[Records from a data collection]
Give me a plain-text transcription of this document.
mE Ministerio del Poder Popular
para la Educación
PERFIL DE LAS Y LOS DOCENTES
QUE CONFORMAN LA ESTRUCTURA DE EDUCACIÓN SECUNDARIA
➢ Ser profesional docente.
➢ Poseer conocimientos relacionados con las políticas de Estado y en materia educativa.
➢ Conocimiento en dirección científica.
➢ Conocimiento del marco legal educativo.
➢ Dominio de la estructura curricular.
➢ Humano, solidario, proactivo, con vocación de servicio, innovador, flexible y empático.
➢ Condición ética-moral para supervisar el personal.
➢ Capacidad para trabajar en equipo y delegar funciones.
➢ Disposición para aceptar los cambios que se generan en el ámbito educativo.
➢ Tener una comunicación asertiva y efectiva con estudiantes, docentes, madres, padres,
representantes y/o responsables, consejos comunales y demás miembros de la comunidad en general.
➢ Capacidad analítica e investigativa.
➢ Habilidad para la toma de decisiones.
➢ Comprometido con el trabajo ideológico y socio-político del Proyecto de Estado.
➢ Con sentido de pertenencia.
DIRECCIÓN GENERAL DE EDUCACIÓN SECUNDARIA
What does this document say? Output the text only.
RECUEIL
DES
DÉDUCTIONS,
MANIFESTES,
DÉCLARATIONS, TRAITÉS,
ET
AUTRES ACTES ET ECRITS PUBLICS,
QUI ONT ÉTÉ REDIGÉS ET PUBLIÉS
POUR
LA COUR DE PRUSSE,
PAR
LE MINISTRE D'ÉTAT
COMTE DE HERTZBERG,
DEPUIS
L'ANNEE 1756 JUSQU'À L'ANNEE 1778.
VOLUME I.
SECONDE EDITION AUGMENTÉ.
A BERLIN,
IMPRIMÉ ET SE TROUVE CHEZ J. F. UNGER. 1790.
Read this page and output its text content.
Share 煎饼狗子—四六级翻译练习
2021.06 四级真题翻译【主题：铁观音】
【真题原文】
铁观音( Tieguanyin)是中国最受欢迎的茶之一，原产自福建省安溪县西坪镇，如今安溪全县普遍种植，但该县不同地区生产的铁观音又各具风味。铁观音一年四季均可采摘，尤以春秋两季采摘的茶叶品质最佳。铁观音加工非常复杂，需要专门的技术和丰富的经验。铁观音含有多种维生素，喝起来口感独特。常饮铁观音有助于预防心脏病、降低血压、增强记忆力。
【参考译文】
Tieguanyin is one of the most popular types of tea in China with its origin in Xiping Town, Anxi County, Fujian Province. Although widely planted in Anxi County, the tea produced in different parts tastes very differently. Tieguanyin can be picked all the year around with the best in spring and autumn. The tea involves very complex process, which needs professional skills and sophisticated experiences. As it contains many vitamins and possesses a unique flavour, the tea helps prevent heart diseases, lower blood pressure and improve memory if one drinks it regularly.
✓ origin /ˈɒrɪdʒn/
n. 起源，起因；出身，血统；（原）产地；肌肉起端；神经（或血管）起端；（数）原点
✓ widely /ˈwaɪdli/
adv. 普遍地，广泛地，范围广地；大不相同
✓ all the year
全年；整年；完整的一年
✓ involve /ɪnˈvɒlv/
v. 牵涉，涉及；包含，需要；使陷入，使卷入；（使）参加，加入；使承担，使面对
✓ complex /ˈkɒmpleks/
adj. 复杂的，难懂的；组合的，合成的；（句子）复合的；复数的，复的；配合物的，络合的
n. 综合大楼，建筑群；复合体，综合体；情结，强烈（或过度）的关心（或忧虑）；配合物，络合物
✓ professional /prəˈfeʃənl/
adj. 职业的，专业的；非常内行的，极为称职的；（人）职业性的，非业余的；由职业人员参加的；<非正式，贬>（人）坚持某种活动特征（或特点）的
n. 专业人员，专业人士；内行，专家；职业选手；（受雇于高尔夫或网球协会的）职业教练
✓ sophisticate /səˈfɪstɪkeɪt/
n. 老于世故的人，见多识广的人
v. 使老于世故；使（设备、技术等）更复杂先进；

- Written request
Transcribe the records above exactly, but only from the line that contains "What does this" through their final line, inclusive.

- Exercise solution
What does this document say? Output the text only.
RECUEIL
DES
DÉDUCTIONS,
MANIFESTES,
DÉCLARATIONS, TRAITÉS,
ET
AUTRES ACTES ET ECRITS PUBLICS,
QUI ONT ÉTÉ REDIGÉS ET PUBLIÉS
POUR
LA COUR DE PRUSSE,
PAR
LE MINISTRE D'ÉTAT
COMTE DE HERTZBERG,
DEPUIS
L'ANNEE 1756 JUSQU'À L'ANNEE 1778.
VOLUME I.
SECONDE EDITION AUGMENTÉ.
A BERLIN,
IMPRIMÉ ET SE TROUVE CHEZ J. F. UNGER. 1790.
Read this page and output its text content.
Share 煎饼狗子—四六级翻译练习
2021.06 四级真题翻译【主题：铁观音】
【真题原文】
铁观音( Tieguanyin)是中国最受欢迎的茶之一，原产自福建省安溪县西坪镇，如今安溪全县普遍种植，但该县不同地区生产的铁观音又各具风味。铁观音一年四季均可采摘，尤以春秋两季采摘的茶叶品质最佳。铁观音加工非常复杂，需要专门的技术和丰富的经验。铁观音含有多种维生素，喝起来口感独特。常饮铁观音有助于预防心脏病、降低血压、增强记忆力。
【参考译文】
Tieguanyin is one of the most popular types of tea in China with its origin in Xiping Town, Anxi County, Fujian Province. Although widely planted in Anxi County, the tea produced in different parts tastes very differently. Tieguanyin can be picked all the year around with the best in spring and autumn. The tea involves very complex process, which needs professional skills and sophisticated experiences. As it contains many vitamins and possesses a unique flavour, the tea helps prevent heart diseases, lower blood pressure and improve memory if one drinks it regularly.
✓ origin /ˈɒrɪdʒn/
n. 起源，起因；出身，血统；（原）产地；肌肉起端；神经（或血管）起端；（数）原点
✓ widely /ˈwaɪdli/
adv. 普遍地，广泛地，范围广地；大不相同
✓ all the year
全年；整年；完整的一年
✓ involve /ɪnˈvɒlv/
v. 牵涉，涉及；包含，需要；使陷入，使卷入；（使）参加，加入；使承担，使面对
✓ complex /ˈkɒmpleks/
adj. 复杂的，难懂的；组合的，合成的；（句子）复合的；复数的，复的；配合物的，络合的
n. 综合大楼，建筑群；复合体，综合体；情结，强烈（或过度）的关心（或忧虑）；配合物，络合物
✓ professional /prəˈfeʃənl/
adj. 职业的，专业的；非常内行的，极为称职的；（人）职业性的，非业余的；由职业人员参加的；<非正式，贬>（人）坚持某种活动特征（或特点）的
n. 专业人员，专业人士；内行，专家；职业选手；（受雇于高尔夫或网球协会的）职业教练
✓ sophisticate /səˈfɪstɪkeɪt/
n. 老于世故的人，见多识广的人
v. 使老于世故；使（设备、技术等）更复杂先进；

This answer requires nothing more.